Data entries
● ● ● ● ● ● ●

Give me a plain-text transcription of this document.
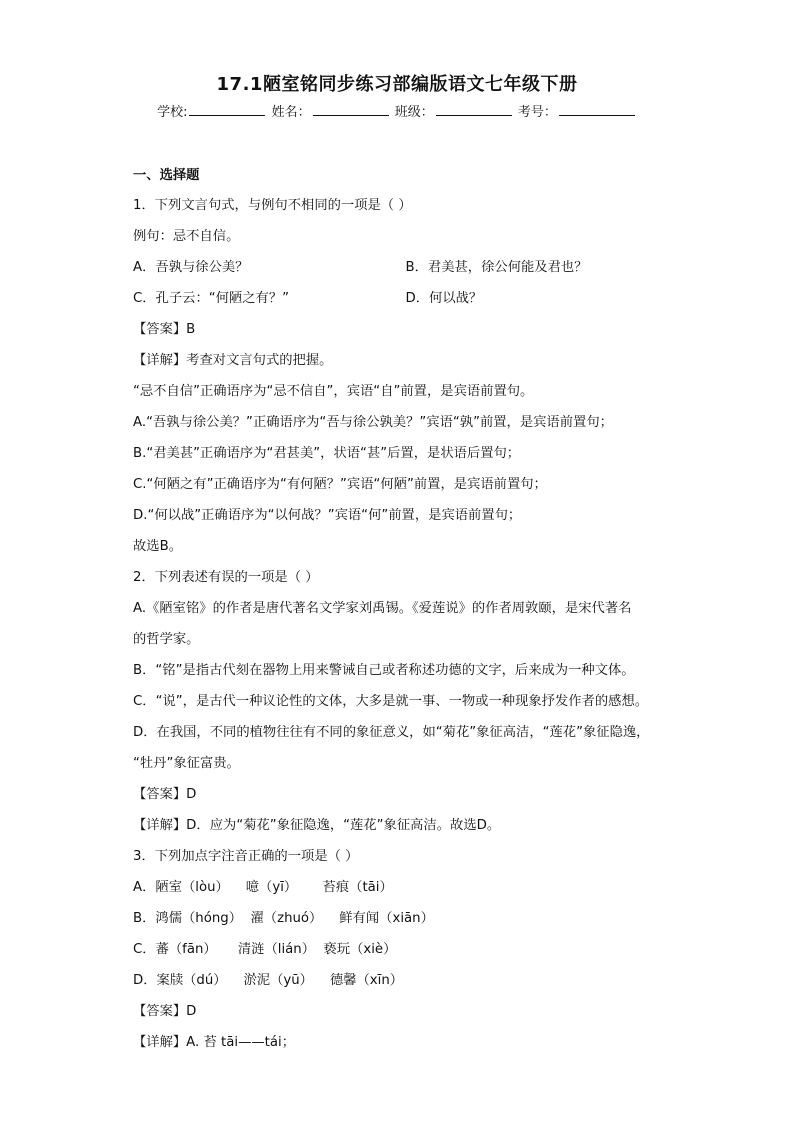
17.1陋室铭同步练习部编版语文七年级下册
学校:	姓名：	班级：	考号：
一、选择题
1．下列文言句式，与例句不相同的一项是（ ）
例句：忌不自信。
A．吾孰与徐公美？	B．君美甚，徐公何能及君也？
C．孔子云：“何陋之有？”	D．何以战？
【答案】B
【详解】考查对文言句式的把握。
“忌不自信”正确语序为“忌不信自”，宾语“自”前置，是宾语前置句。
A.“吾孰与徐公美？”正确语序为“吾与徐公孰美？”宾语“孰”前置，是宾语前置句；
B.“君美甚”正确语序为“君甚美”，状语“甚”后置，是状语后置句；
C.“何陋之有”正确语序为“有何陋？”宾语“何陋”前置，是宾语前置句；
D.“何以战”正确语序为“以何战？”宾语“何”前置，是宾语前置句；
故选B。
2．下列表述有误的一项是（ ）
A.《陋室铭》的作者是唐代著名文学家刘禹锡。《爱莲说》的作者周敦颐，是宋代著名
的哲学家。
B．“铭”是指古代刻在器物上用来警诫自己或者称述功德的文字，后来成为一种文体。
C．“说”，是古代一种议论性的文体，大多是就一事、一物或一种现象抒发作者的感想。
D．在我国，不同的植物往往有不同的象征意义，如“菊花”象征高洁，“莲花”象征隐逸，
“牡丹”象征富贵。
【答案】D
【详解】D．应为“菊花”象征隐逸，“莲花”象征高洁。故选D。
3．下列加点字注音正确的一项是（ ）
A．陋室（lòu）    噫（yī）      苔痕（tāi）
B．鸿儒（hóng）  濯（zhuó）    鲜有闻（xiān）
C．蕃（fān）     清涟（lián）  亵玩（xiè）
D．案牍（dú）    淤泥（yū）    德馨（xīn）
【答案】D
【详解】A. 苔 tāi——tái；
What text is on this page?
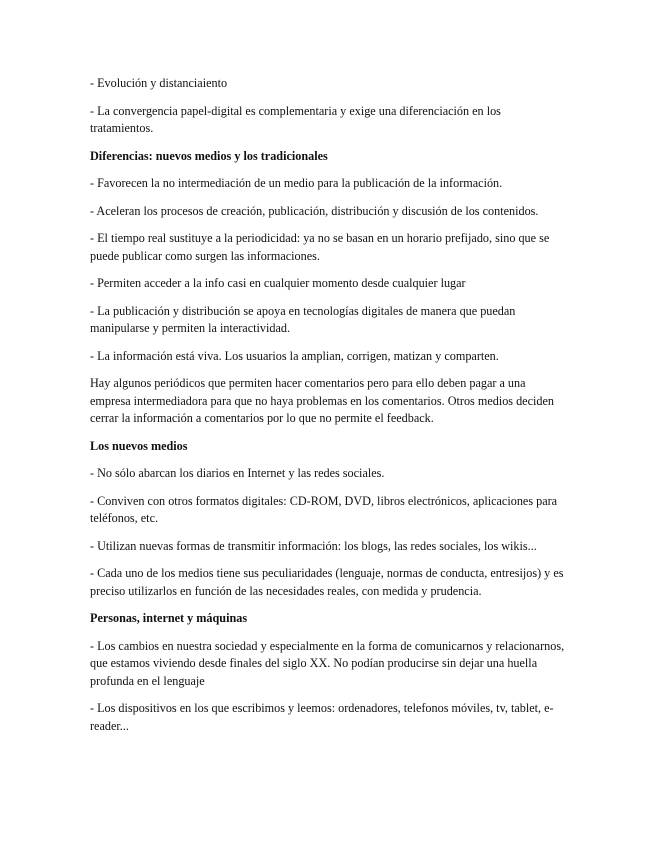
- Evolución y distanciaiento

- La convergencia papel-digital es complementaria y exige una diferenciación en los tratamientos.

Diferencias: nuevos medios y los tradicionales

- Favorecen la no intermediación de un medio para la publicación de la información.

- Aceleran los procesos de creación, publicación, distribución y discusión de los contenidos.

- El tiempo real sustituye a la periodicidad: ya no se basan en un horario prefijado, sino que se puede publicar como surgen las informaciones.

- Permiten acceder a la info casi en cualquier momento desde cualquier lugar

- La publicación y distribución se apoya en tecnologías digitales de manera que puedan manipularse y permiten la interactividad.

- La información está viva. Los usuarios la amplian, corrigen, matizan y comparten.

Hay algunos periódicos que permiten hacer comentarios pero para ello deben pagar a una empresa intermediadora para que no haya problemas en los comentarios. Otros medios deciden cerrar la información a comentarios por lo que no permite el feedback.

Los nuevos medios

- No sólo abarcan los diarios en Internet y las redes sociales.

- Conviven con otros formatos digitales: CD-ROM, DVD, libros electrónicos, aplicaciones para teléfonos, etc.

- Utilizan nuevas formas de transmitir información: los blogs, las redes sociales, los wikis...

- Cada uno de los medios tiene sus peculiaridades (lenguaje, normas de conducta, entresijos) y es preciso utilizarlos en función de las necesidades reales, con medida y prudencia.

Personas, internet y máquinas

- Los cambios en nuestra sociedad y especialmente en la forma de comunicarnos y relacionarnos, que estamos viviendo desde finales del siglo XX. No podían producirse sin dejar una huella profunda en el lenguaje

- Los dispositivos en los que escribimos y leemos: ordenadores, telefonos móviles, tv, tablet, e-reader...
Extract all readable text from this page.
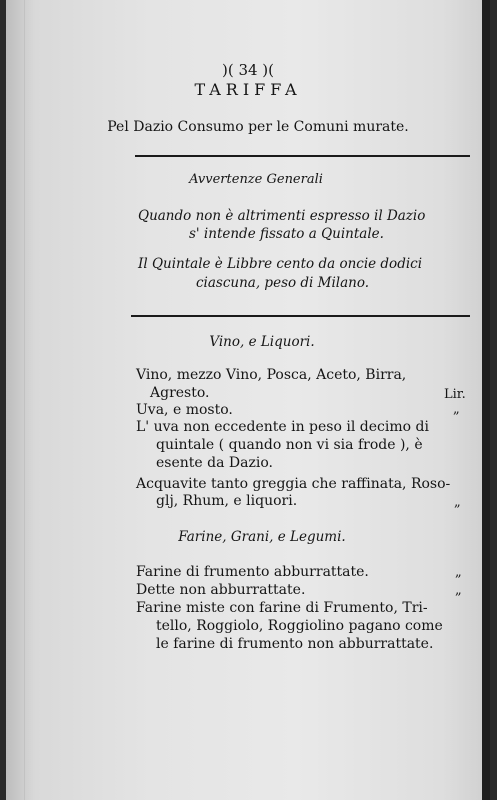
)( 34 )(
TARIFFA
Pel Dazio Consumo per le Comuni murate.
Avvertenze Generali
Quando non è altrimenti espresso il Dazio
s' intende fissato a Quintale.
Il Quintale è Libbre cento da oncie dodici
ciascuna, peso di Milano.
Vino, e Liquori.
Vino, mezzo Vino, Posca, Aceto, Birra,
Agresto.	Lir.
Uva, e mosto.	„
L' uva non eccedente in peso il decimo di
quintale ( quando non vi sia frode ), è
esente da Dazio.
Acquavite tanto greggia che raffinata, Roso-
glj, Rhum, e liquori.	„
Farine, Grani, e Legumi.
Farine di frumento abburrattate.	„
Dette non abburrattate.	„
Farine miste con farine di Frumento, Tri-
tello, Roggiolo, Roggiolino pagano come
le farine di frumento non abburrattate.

● ● ● ● ● ● ●

▸ What to work on
Exclude the images, then output the data above word for word.

▸ Answer to this task
Give me a plain-text transcription of this document.
17.1陋室铭同步练习部编版语文七年级下册
学校:	姓名：	班级：	考号：
一、选择题
1．下列文言句式，与例句不相同的一项是（ ）
例句：忌不自信。
A．吾孰与徐公美？	B．君美甚，徐公何能及君也？
C．孔子云：“何陋之有？”	D．何以战？
【答案】B
【详解】考查对文言句式的把握。
“忌不自信”正确语序为“忌不信自”，宾语“自”前置，是宾语前置句。
A.“吾孰与徐公美？”正确语序为“吾与徐公孰美？”宾语“孰”前置，是宾语前置句；
B.“君美甚”正确语序为“君甚美”，状语“甚”后置，是状语后置句；
C.“何陋之有”正确语序为“有何陋？”宾语“何陋”前置，是宾语前置句；
D.“何以战”正确语序为“以何战？”宾语“何”前置，是宾语前置句；
故选B。
2．下列表述有误的一项是（ ）
A.《陋室铭》的作者是唐代著名文学家刘禹锡。《爱莲说》的作者周敦颐，是宋代著名
的哲学家。
B．“铭”是指古代刻在器物上用来警诫自己或者称述功德的文字，后来成为一种文体。
C．“说”，是古代一种议论性的文体，大多是就一事、一物或一种现象抒发作者的感想。
D．在我国，不同的植物往往有不同的象征意义，如“菊花”象征高洁，“莲花”象征隐逸，
“牡丹”象征富贵。
【答案】D
【详解】D．应为“菊花”象征隐逸，“莲花”象征高洁。故选D。
3．下列加点字注音正确的一项是（ ）
A．陋室（lòu）    噫（yī）      苔痕（tāi）
B．鸿儒（hóng）  濯（zhuó）    鲜有闻（xiān）
C．蕃（fān）     清涟（lián）  亵玩（xiè）
D．案牍（dú）    淤泥（yū）    德馨（xīn）
【答案】D
【详解】A. 苔 tāi——tái；
What text is on this page?
- Evolución y distanciaiento

- La convergencia papel-digital es complementaria y exige una diferenciación en los tratamientos.

Diferencias: nuevos medios y los tradicionales

- Favorecen la no intermediación de un medio para la publicación de la información.

- Aceleran los procesos de creación, publicación, distribución y discusión de los contenidos.

- El tiempo real sustituye a la periodicidad: ya no se basan en un horario prefijado, sino que se puede publicar como surgen las informaciones.

- Permiten acceder a la info casi en cualquier momento desde cualquier lugar

- La publicación y distribución se apoya en tecnologías digitales de manera que puedan manipularse y permiten la interactividad.

- La información está viva. Los usuarios la amplian, corrigen, matizan y comparten.

Hay algunos periódicos que permiten hacer comentarios pero para ello deben pagar a una empresa intermediadora para que no haya problemas en los comentarios. Otros medios deciden cerrar la información a comentarios por lo que no permite el feedback.

Los nuevos medios

- No sólo abarcan los diarios en Internet y las redes sociales.

- Conviven con otros formatos digitales: CD-ROM, DVD, libros electrónicos, aplicaciones para teléfonos, etc.

- Utilizan nuevas formas de transmitir información: los blogs, las redes sociales, los wikis...

- Cada uno de los medios tiene sus peculiaridades (lenguaje, normas de conducta, entresijos) y es preciso utilizarlos en función de las necesidades reales, con medida y prudencia.

Personas, internet y máquinas

- Los cambios en nuestra sociedad y especialmente en la forma de comunicarnos y relacionarnos, que estamos viviendo desde finales del siglo XX. No podían producirse sin dejar una huella profunda en el lenguaje

- Los dispositivos en los que escribimos y leemos: ordenadores, telefonos móviles, tv, tablet, e-reader...
Extract all readable text from this page.
)( 34 )(
TARIFFA
Pel Dazio Consumo per le Comuni murate.
Avvertenze Generali
Quando non è altrimenti espresso il Dazio
s' intende fissato a Quintale.
Il Quintale è Libbre cento da oncie dodici
ciascuna, peso di Milano.
Vino, e Liquori.
Vino, mezzo Vino, Posca, Aceto, Birra,
Agresto.	Lir.
Uva, e mosto.	„
L' uva non eccedente in peso il decimo di
quintale ( quando non vi sia frode ), è
esente da Dazio.
Acquavite tanto greggia che raffinata, Roso-
glj, Rhum, e liquori.	„
Farine, Grani, e Legumi.
Farine di frumento abburrattate.	„
Dette non abburrattate.	„
Farine miste con farine di Frumento, Tri-
tello, Roggiolo, Roggiolino pagano come
le farine di frumento non abburrattate.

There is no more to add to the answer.